### [Dataset rows]
## Begin

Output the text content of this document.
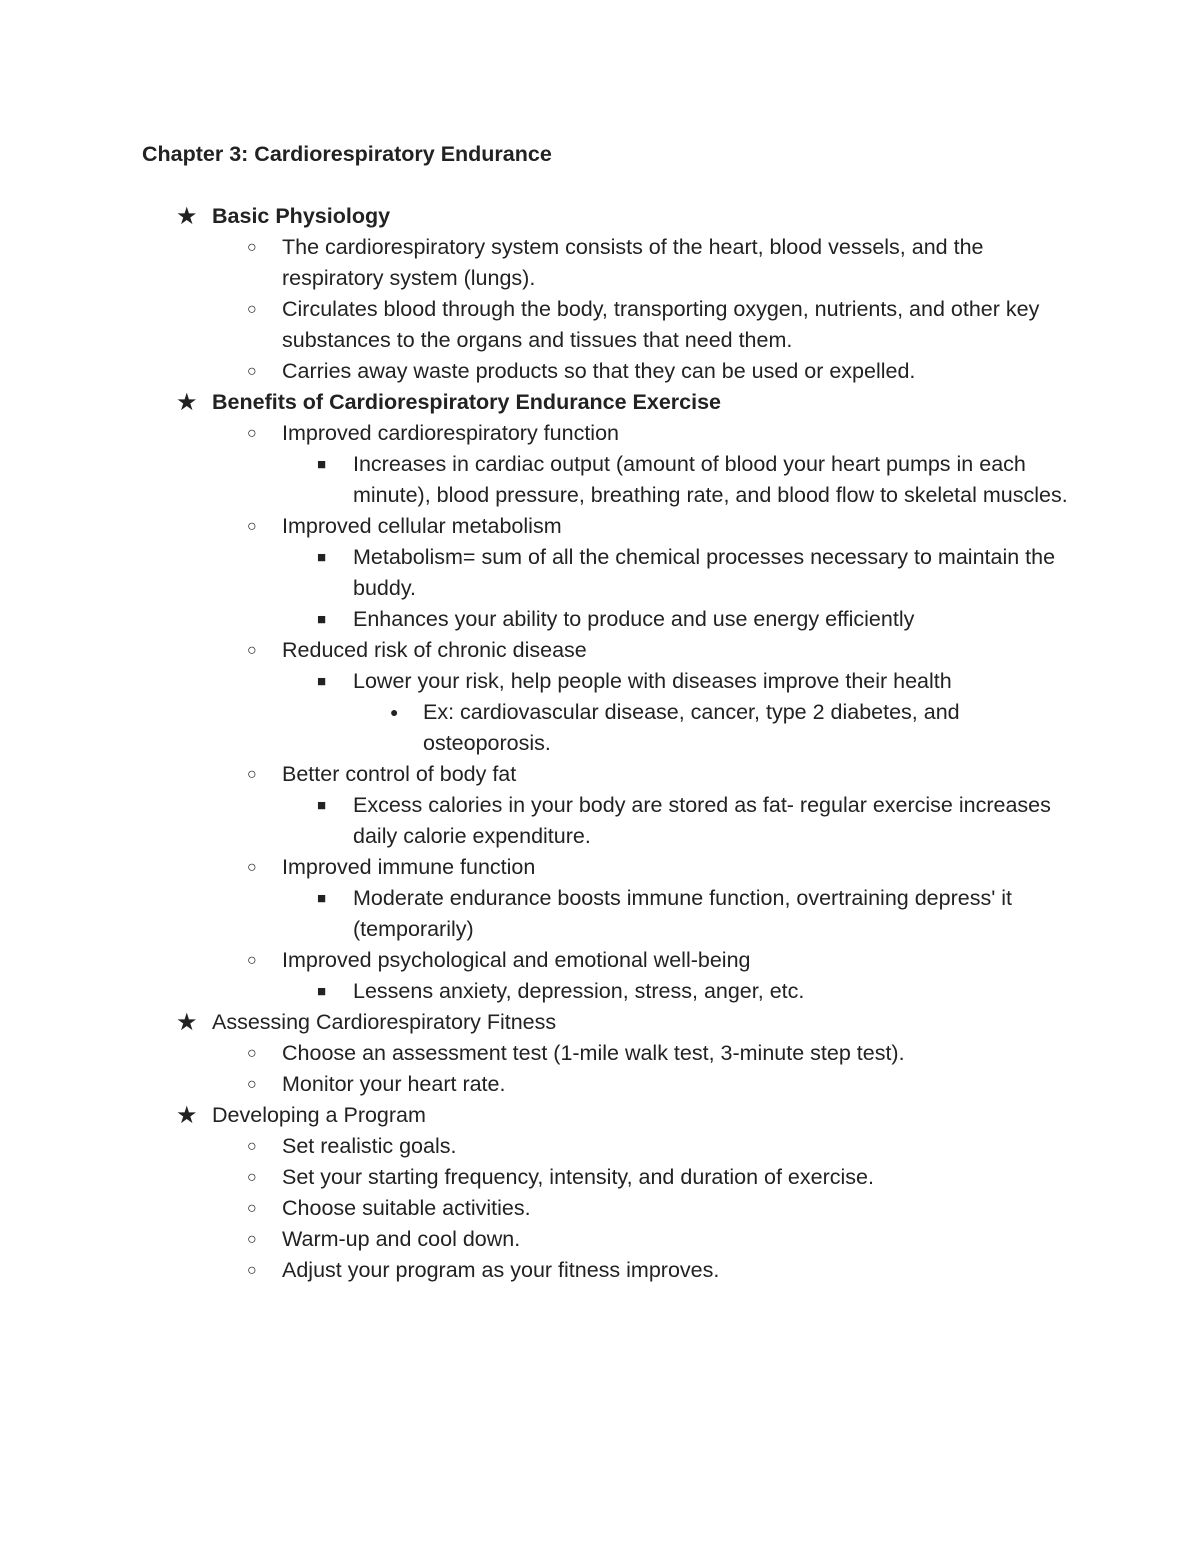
Chapter 3: Cardiorespiratory Endurance
★ Basic Physiology
○ The cardiorespiratory system consists of the heart, blood vessels, and the respiratory system (lungs).
○ Circulates blood through the body, transporting oxygen, nutrients, and other key substances to the organs and tissues that need them.
○ Carries away waste products so that they can be used or expelled.
★ Benefits of Cardiorespiratory Endurance Exercise
○ Improved cardiorespiratory function
■ Increases in cardiac output (amount of blood your heart pumps in each minute), blood pressure, breathing rate, and blood flow to skeletal muscles.
○ Improved cellular metabolism
■ Metabolism= sum of all the chemical processes necessary to maintain the buddy.
■ Enhances your ability to produce and use energy efficiently
○ Reduced risk of chronic disease
■ Lower your risk, help people with diseases improve their health
● Ex: cardiovascular disease, cancer, type 2 diabetes, and osteoporosis.
○ Better control of body fat
■ Excess calories in your body are stored as fat- regular exercise increases daily calorie expenditure.
○ Improved immune function
■ Moderate endurance boosts immune function, overtraining depress' it (temporarily)
○ Improved psychological and emotional well-being
■ Lessens anxiety, depression, stress, anger, etc.
★ Assessing Cardiorespiratory Fitness
○ Choose an assessment test (1-mile walk test, 3-minute step test).
○ Monitor your heart rate.
★ Developing a Program
○ Set realistic goals.
○ Set your starting frequency, intensity, and duration of exercise.
○ Choose suitable activities.
○ Warm-up and cool down.
○ Adjust your program as your fitness improves.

## End

### [INSTRUCTION]
Return all of the data exactly as written, and drop the pictures.

### [OUTPUT OF THE TASK]
Output the text content of this document.
Chapter 3: Cardiorespiratory Endurance
★ Basic Physiology
○ The cardiorespiratory system consists of the heart, blood vessels, and the respiratory system (lungs).
○ Circulates blood through the body, transporting oxygen, nutrients, and other key substances to the organs and tissues that need them.
○ Carries away waste products so that they can be used or expelled.
★ Benefits of Cardiorespiratory Endurance Exercise
○ Improved cardiorespiratory function
■ Increases in cardiac output (amount of blood your heart pumps in each minute), blood pressure, breathing rate, and blood flow to skeletal muscles.
○ Improved cellular metabolism
■ Metabolism= sum of all the chemical processes necessary to maintain the buddy.
■ Enhances your ability to produce and use energy efficiently
○ Reduced risk of chronic disease
■ Lower your risk, help people with diseases improve their health
● Ex: cardiovascular disease, cancer, type 2 diabetes, and osteoporosis.
○ Better control of body fat
■ Excess calories in your body are stored as fat- regular exercise increases daily calorie expenditure.
○ Improved immune function
■ Moderate endurance boosts immune function, overtraining depress' it (temporarily)
○ Improved psychological and emotional well-being
■ Lessens anxiety, depression, stress, anger, etc.
★ Assessing Cardiorespiratory Fitness
○ Choose an assessment test (1-mile walk test, 3-minute step test).
○ Monitor your heart rate.
★ Developing a Program
○ Set realistic goals.
○ Set your starting frequency, intensity, and duration of exercise.
○ Choose suitable activities.
○ Warm-up and cool down.
○ Adjust your program as your fitness improves.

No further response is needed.